◆ Passage:
= = = =

PostgreSQL Connections:
Caching¶
env:
- name: KC_CACHE
value: "ispn" # Infinispan (default, supports clustering)
- name: KC_CACHE_STACK
value: "kubernetes" # Auto-discovery in K8s
Disaster Recovery¶
Backup Strategy¶
apiVersion: postgresql.cnpg.io/v1
kind: ScheduledBackup
metadata:
name: keycloak-db-backup
namespace: keycloak-db
spec:
schedule: "0 2 * * *" # Daily at 2 AM
backupOwnerReference: self
cluster:
name: keycloak-db
Multi-Region Backup¶
backup:
barmanObjectStore:
destinationPath: s3://backups-us-east/keycloak-db
# Replicate to secondary region
# Then replicate S3 bucket to other region via AWS S3 replication
Recovery Time Objective (RTO)¶
| Component | Failure | RTO | Procedure |
|---|---|---|---|
| Keycloak Pod | Single pod failure | < 1 min | Automatic (K8s recreates) |
| Keycloak Node | Node failure | 2-5 min | Automatic (pods reschedule) |
| Database Primary | Primary failure | 30-60s | Automatic (CNPG failover) |
| Database Corruption | Data corruption | 10-30 min | Manual restore from backup |
| Full Cluster Loss | Region outage | 1-4 hours | Manual restore in new region |
Troubleshooting HA¶
Split Brain Detection¶
# Check if multiple primaries exist (should never happen)

= = = =

◆ Prompt A: Update the records, putting "legend-entry" wherever "legend-label" appears and leaving everything else unchanged.

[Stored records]
= = = =

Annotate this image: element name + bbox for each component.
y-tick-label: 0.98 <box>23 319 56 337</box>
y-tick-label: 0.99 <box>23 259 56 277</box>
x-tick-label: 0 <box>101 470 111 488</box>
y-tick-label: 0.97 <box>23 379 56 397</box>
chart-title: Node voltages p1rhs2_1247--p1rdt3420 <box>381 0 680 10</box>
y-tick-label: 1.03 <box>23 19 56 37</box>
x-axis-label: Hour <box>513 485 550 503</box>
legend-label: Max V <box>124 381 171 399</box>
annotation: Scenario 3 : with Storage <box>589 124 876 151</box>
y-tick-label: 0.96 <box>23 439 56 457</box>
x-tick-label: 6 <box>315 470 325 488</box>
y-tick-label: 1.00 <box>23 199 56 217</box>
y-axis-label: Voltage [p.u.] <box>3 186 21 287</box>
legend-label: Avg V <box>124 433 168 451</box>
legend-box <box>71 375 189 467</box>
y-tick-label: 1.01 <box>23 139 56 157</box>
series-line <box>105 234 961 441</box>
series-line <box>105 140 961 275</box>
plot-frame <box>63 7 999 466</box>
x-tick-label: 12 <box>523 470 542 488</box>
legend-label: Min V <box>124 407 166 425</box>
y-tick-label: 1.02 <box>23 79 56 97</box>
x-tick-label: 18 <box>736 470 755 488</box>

= = = =

◆ Prompt B: Take the Keycloak high-availability text further, starting after its final line.

◆ Final answer A:
Annotate this image: element name + bbox for each component.
y-tick-label: 0.98 <box>23 319 56 337</box>
y-tick-label: 0.99 <box>23 259 56 277</box>
x-tick-label: 0 <box>101 470 111 488</box>
y-tick-label: 0.97 <box>23 379 56 397</box>
chart-title: Node voltages p1rhs2_1247--p1rdt3420 <box>381 0 680 10</box>
y-tick-label: 1.03 <box>23 19 56 37</box>
x-axis-label: Hour <box>513 485 550 503</box>
legend-entry: Max V <box>124 381 171 399</box>
annotation: Scenario 3 : with Storage <box>589 124 876 151</box>
y-tick-label: 0.96 <box>23 439 56 457</box>
x-tick-label: 6 <box>315 470 325 488</box>
y-tick-label: 1.00 <box>23 199 56 217</box>
y-axis-label: Voltage [p.u.] <box>3 186 21 287</box>
legend-entry: Avg V <box>124 433 168 451</box>
legend-box <box>71 375 189 467</box>
y-tick-label: 1.01 <box>23 139 56 157</box>
series-line <box>105 234 961 441</box>
series-line <box>105 140 961 275</box>
plot-frame <box>63 7 999 466</box>
x-tick-label: 12 <box>523 470 542 488</box>
legend-entry: Min V <box>124 407 166 425</box>
y-tick-label: 1.02 <box>23 79 56 97</box>
x-tick-label: 18 <box>736 470 755 488</box>

◆ Final answer B:
kubectl get pods -n keycloak-db -l role=primary
# Should show exactly 1 pod
# Check cluster status
kubectl describe cluster keycloak-db -n keycloak-db
Replication Lag Too High¶
# Check lag
kubectl exec -it -n keycloak-db keycloak-db-1 -- \
psql -U postgres -c "
SELECT
client_addr,
state,
sent_lsn,
write_lsn,
flush_lsn,
replay_lsn,
sync_state,
EXTRACT(EPOCH FROM (now() - replay_timestamp)) AS lag_seconds
FROM pg_stat_replication;
"
# Solutions:
# - Increase wal_sender_timeout
# - Check network latency between pods
# - Verify replica has sufficient resources
Session Affinity Issues¶
# Verify ingress session affinity
kubectl get ingress keycloak-ingress -n keycloak-system -o yaml | grep affinity
# Test with curl
curl -v -c cookies.txt https://keycloak.example.com/realms/master
curl -v -b cookies.txt https://keycloak.example.com/realms/master
# Should hit same pod (check response headers/logs)